**PROBLEM TO SOLVE**
Using the article below on what makes a city attractive for independent workers, mark each statement yes or no and quote the words that decide it. 1. Garrett worked independently in the San Francisco Bay Area before moving to Columbus. 2. Garrett says Columbus was more focused on remote work. 3. Steve Long currently works in Toronto.

**PROVIDED PASSAGE**
>>

When freelance writer and public relations consultant Michelle Garrett moved back to her hometown of Columbus, Ohio, after years working independently in the San Francisco Bay Area, she found a completely different business environment that was much less receptive to the concept of independent workers.
“While it has started to come around, it's still much different here,” Garrett says. “It's a different mindset. While you can work with clients anywhere when you freelance, I do think it's an advantage to live in a city that's accustomed to working with freelancers and very open to hiring them.”
Garrett says the open attitude in the Bay Area toward freelancers was driven by the region’s thriving culture of entrepreneurialism, side-hustles, and remote work — while Columbus was more focused on traditional 9-to-5 corporate jobs. On the other hand, the high cost of living in the Bay Area is prohibitive for many independent workers.
Those competing dynamics drive home just how much the environment for independent workers can change from city to city. To sort through this complex issue, we asked a handful of experts and independent workers: What makes a city attractive for independent workers?
An Established Community of Independent Workers
Steve Long is an entrepreneur and self-described “digital nomad” who has worked as a freelance management consultant and who runs the travel website The Travel Brief. The former Toronto resident currently works in the northern Thai city of Chiang Mai, home to a large community of independent workers from the U.S., Canada, Australia and the U.K. He says the opportunity to connect with other people in similar situations is especially important, and some cities simply do that better than others.

<<

**GIVEN DATA**
>>

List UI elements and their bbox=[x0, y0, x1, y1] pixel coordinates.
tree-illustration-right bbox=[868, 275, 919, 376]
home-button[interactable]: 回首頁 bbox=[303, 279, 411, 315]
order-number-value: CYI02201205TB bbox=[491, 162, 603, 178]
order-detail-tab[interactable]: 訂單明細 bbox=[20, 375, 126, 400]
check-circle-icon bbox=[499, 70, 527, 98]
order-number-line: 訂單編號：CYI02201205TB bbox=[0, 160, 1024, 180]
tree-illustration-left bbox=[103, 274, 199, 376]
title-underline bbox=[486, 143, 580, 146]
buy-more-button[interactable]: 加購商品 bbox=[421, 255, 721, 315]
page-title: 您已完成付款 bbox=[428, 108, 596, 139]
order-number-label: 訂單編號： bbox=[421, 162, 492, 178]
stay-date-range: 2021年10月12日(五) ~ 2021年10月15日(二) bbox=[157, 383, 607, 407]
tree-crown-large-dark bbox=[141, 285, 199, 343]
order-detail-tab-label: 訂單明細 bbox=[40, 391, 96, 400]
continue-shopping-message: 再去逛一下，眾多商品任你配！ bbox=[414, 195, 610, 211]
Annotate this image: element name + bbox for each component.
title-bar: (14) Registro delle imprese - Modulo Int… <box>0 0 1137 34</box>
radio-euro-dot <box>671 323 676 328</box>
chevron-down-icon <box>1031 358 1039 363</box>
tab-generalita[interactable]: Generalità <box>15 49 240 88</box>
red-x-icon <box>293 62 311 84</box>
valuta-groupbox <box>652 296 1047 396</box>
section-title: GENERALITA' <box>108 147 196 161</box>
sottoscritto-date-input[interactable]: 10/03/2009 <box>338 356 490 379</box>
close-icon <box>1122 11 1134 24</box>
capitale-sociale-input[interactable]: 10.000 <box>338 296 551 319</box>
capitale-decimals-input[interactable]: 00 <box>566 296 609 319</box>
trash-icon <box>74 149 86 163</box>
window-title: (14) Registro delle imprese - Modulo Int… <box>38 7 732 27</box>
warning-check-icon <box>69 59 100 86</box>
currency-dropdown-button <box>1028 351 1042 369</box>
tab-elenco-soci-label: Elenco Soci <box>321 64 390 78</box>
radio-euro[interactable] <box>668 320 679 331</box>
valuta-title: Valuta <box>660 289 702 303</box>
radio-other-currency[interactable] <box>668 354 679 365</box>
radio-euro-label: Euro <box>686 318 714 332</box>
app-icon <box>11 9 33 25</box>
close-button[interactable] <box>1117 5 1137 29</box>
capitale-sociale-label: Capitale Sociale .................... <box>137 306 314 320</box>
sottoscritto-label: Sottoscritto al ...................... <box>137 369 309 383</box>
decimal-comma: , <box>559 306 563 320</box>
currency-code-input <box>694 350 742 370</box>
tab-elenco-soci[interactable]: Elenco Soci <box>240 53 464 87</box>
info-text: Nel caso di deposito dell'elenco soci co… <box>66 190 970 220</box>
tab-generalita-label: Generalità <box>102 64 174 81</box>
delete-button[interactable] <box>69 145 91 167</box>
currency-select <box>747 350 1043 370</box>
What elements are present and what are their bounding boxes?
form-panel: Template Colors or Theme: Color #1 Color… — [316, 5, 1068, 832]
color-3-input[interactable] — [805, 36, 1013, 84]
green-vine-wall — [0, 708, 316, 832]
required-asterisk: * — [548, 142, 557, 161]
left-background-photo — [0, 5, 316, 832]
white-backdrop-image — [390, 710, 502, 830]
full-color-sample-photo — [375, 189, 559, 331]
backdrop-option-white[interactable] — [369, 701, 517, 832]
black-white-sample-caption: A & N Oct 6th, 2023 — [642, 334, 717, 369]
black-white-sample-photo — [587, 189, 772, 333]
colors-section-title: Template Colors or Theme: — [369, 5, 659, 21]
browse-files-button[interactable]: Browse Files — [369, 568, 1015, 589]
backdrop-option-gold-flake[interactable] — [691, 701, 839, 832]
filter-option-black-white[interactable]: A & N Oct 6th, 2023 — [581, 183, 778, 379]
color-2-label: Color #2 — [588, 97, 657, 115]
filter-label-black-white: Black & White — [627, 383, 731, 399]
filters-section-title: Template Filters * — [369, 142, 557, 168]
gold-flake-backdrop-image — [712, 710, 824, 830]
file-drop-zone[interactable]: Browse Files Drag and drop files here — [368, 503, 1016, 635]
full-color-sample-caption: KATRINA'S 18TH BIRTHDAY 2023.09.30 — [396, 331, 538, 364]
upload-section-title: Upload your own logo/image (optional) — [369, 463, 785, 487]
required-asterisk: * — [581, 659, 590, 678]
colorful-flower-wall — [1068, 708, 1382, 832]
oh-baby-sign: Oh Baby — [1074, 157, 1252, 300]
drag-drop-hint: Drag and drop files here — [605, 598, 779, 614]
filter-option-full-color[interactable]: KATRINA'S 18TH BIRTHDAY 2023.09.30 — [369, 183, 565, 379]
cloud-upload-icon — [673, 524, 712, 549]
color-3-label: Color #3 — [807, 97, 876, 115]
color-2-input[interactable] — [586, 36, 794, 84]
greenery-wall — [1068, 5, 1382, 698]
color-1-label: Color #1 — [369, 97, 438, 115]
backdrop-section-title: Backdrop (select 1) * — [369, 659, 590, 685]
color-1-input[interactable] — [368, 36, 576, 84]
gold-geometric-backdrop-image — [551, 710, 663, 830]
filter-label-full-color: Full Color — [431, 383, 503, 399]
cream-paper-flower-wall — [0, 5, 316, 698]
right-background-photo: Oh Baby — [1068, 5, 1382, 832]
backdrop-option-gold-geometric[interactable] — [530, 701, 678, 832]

<<

**ANSWER AREA**
1. Yes: "moved back to her hometown of Columbus, Ohio, after years working independently in the San Francisco Bay Area"
2. No: "while Columbus was more focused on traditional 9-to-5 corporate jobs"
3. No: "The former Toronto resident currently works in the northern Thai city of Chiang Mai"